§ WHAT YOU WILL DO:
Write the records out again, keeping each line exactly as it is.

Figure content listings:
——————————
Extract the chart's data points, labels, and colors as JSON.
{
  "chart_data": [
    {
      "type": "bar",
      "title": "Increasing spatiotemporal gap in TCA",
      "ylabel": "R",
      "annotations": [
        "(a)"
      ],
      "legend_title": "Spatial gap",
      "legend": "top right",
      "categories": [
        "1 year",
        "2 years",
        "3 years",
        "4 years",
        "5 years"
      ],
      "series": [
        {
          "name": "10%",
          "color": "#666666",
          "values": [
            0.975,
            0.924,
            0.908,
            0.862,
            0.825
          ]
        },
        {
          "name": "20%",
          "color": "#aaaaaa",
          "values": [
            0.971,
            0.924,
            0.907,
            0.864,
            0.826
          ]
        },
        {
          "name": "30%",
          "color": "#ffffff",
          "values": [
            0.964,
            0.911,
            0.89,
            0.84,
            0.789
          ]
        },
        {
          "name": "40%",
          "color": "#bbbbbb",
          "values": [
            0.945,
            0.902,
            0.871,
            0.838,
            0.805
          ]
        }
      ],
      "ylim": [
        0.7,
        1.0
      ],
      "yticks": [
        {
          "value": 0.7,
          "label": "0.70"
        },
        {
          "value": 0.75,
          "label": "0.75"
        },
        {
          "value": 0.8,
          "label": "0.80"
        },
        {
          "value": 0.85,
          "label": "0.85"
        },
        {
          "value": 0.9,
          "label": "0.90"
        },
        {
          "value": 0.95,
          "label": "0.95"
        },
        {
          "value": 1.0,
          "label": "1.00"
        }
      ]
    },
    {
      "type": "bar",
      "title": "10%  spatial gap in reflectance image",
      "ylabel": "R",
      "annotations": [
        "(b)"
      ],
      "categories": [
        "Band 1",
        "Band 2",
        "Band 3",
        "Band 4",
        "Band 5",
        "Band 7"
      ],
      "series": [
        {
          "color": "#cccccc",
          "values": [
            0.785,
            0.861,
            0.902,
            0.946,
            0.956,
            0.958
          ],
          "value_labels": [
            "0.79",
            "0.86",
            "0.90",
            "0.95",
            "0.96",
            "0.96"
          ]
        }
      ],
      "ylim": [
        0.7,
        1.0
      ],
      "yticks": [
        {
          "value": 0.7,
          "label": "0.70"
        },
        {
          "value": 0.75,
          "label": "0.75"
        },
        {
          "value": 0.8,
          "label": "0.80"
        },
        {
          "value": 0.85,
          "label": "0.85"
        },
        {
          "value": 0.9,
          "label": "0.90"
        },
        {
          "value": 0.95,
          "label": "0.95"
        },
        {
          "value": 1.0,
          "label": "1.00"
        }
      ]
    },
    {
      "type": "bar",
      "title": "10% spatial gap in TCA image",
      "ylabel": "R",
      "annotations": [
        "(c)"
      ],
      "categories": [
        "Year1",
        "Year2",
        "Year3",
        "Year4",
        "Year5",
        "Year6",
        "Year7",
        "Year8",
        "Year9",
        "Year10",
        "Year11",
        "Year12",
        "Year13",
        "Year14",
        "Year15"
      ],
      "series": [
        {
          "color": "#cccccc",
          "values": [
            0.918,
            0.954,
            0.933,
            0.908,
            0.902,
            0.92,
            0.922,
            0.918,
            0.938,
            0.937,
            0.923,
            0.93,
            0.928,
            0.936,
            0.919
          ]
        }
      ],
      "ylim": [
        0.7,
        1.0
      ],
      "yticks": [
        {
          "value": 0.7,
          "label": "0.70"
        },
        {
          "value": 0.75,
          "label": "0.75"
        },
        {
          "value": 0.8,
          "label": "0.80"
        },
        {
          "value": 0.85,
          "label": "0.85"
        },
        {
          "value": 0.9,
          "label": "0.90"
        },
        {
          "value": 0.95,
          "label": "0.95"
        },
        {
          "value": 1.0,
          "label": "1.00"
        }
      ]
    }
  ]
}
——————————
§ RESPONSE TO THIS TASK:
Extract the chart's data points, labels, and colors as JSON.
{
  "chart_data": [
    {
      "type": "bar",
      "title": "Increasing spatiotemporal gap in TCA",
      "ylabel": "R",
      "annotations": [
        "(a)"
      ],
      "legend_title": "Spatial gap",
      "legend": "top right",
      "categories": [
        "1 year",
        "2 years",
        "3 years",
        "4 years",
        "5 years"
      ],
      "series": [
        {
          "name": "10%",
          "color": "#666666",
          "values": [
            0.975,
            0.924,
            0.908,
            0.862,
            0.825
          ]
        },
        {
          "name": "20%",
          "color": "#aaaaaa",
          "values": [
            0.971,
            0.924,
            0.907,
            0.864,
            0.826
          ]
        },
        {
          "name": "30%",
          "color": "#ffffff",
          "values": [
            0.964,
            0.911,
            0.89,
            0.84,
            0.789
          ]
        },
        {
          "name": "40%",
          "color": "#bbbbbb",
          "values": [
            0.945,
            0.902,
            0.871,
            0.838,
            0.805
          ]
        }
      ],
      "ylim": [
        0.7,
        1.0
      ],
      "yticks": [
        {
          "value": 0.7,
          "label": "0.70"
        },
        {
          "value": 0.75,
          "label": "0.75"
        },
        {
          "value": 0.8,
          "label": "0.80"
        },
        {
          "value": 0.85,
          "label": "0.85"
        },
        {
          "value": 0.9,
          "label": "0.90"
        },
        {
          "value": 0.95,
          "label": "0.95"
        },
        {
          "value": 1.0,
          "label": "1.00"
        }
      ]
    },
    {
      "type": "bar",
      "title": "10%  spatial gap in reflectance image",
      "ylabel": "R",
      "annotations": [
        "(b)"
      ],
      "categories": [
        "Band 1",
        "Band 2",
        "Band 3",
        "Band 4",
        "Band 5",
        "Band 7"
      ],
      "series": [
        {
          "color": "#cccccc",
          "values": [
            0.785,
            0.861,
            0.902,
            0.946,
            0.956,
            0.958
          ],
          "value_labels": [
            "0.79",
            "0.86",
            "0.90",
            "0.95",
            "0.96",
            "0.96"
          ]
        }
      ],
      "ylim": [
        0.7,
        1.0
      ],
      "yticks": [
        {
          "value": 0.7,
          "label": "0.70"
        },
        {
          "value": 0.75,
          "label": "0.75"
        },
        {
          "value": 0.8,
          "label": "0.80"
        },
        {
          "value": 0.85,
          "label": "0.85"
        },
        {
          "value": 0.9,
          "label": "0.90"
        },
        {
          "value": 0.95,
          "label": "0.95"
        },
        {
          "value": 1.0,
          "label": "1.00"
        }
      ]
    },
    {
      "type": "bar",
      "title": "10% spatial gap in TCA image",
      "ylabel": "R",
      "annotations": [
        "(c)"
      ],
      "categories": [
        "Year1",
        "Year2",
        "Year3",
        "Year4",
        "Year5",
        "Year6",
        "Year7",
        "Year8",
        "Year9",
        "Year10",
        "Year11",
        "Year12",
        "Year13",
        "Year14",
        "Year15"
      ],
      "series": [
        {
          "color": "#cccccc",
          "values": [
            0.918,
            0.954,
            0.933,
            0.908,
            0.902,
            0.92,
            0.922,
            0.918,
            0.938,
            0.937,
            0.923,
            0.93,
            0.928,
            0.936,
            0.919
          ]
        }
      ],
      "ylim": [
        0.7,
        1.0
      ],
      "yticks": [
        {
          "value": 0.7,
          "label": "0.70"
        },
        {
          "value": 0.75,
          "label": "0.75"
        },
        {
          "value": 0.8,
          "label": "0.80"
        },
        {
          "value": 0.85,
          "label": "0.85"
        },
        {
          "value": 0.9,
          "label": "0.90"
        },
        {
          "value": 0.95,
          "label": "0.95"
        },
        {
          "value": 1.0,
          "label": "1.00"
        }
      ]
    }
  ]
}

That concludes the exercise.